* _DO THIS_:
Find each line with the string "svetala" and report it.

--- START OF INPUT RECORDS ---

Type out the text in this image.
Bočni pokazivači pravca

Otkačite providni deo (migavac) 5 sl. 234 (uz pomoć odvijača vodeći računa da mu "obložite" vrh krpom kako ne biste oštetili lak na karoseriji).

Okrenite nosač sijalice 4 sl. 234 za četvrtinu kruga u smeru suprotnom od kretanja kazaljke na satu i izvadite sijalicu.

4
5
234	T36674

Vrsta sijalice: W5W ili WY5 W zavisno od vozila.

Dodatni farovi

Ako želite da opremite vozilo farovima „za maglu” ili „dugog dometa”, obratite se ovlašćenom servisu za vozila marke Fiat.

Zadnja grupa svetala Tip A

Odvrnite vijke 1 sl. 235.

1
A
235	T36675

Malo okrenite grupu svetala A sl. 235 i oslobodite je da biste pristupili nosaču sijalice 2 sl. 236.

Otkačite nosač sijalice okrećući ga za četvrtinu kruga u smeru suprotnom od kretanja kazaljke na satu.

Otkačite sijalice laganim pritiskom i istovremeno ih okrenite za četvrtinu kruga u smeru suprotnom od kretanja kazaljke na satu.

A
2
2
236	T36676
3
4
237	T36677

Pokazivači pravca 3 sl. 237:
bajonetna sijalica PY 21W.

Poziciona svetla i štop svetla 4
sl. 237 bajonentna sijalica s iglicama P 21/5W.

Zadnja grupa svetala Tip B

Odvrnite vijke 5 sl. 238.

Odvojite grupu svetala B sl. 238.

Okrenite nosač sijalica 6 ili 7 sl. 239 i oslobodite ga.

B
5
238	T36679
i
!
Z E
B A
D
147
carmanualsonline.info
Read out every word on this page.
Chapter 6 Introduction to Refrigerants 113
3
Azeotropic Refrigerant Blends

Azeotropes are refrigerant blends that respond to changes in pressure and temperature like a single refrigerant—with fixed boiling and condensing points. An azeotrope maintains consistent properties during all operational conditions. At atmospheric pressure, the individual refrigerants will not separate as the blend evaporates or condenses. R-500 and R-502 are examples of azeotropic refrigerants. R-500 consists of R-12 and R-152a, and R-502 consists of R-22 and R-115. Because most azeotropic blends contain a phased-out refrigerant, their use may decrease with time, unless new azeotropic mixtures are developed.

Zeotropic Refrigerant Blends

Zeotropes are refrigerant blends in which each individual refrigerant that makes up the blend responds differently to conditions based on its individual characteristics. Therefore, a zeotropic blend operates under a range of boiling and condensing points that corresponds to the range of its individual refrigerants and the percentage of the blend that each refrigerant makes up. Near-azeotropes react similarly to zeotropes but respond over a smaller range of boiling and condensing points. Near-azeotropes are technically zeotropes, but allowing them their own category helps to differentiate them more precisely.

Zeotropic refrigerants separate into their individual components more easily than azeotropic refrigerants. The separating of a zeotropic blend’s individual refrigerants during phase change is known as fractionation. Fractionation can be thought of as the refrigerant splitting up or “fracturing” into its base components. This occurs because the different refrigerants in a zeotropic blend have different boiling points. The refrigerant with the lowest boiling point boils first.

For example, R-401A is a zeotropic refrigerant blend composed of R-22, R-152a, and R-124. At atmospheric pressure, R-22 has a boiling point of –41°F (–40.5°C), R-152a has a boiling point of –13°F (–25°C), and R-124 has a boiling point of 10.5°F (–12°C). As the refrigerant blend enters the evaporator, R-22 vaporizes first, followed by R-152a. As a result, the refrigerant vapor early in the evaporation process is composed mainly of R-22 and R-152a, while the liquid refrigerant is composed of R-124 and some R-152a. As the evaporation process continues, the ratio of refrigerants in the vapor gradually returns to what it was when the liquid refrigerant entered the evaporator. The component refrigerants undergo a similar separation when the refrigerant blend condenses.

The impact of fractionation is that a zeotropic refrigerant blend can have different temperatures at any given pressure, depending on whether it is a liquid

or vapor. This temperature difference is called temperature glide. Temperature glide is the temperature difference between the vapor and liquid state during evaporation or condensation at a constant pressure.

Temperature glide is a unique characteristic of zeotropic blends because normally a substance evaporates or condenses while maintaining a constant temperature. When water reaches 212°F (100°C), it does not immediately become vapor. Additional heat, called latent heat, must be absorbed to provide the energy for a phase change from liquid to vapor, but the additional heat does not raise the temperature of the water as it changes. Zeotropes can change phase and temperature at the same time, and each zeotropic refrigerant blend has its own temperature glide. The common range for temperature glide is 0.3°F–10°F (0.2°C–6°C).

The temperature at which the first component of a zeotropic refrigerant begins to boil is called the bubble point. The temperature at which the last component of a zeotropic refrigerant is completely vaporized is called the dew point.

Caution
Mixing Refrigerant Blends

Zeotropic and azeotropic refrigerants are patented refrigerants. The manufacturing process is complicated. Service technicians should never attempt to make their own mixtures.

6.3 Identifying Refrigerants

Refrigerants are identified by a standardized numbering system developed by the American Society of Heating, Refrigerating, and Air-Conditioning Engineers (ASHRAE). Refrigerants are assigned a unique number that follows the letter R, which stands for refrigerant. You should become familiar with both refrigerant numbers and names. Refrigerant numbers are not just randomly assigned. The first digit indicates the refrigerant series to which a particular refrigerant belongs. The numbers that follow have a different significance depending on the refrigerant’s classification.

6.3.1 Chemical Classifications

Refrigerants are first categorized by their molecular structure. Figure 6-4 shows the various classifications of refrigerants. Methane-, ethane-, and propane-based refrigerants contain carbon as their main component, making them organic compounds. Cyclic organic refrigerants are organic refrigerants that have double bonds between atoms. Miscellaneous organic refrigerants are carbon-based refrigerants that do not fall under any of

--- END OF INPUT RECORDS ---

* _WRITTEN ANSWER_:
Zadnja grupa svetala Tip A
Malo okrenite grupu svetala A sl. 235 i oslobodite je da biste pristupili nosaču sijalice 2 sl. 236.
Zadnja grupa svetala Tip B
Odvojite grupu svetala B sl. 238.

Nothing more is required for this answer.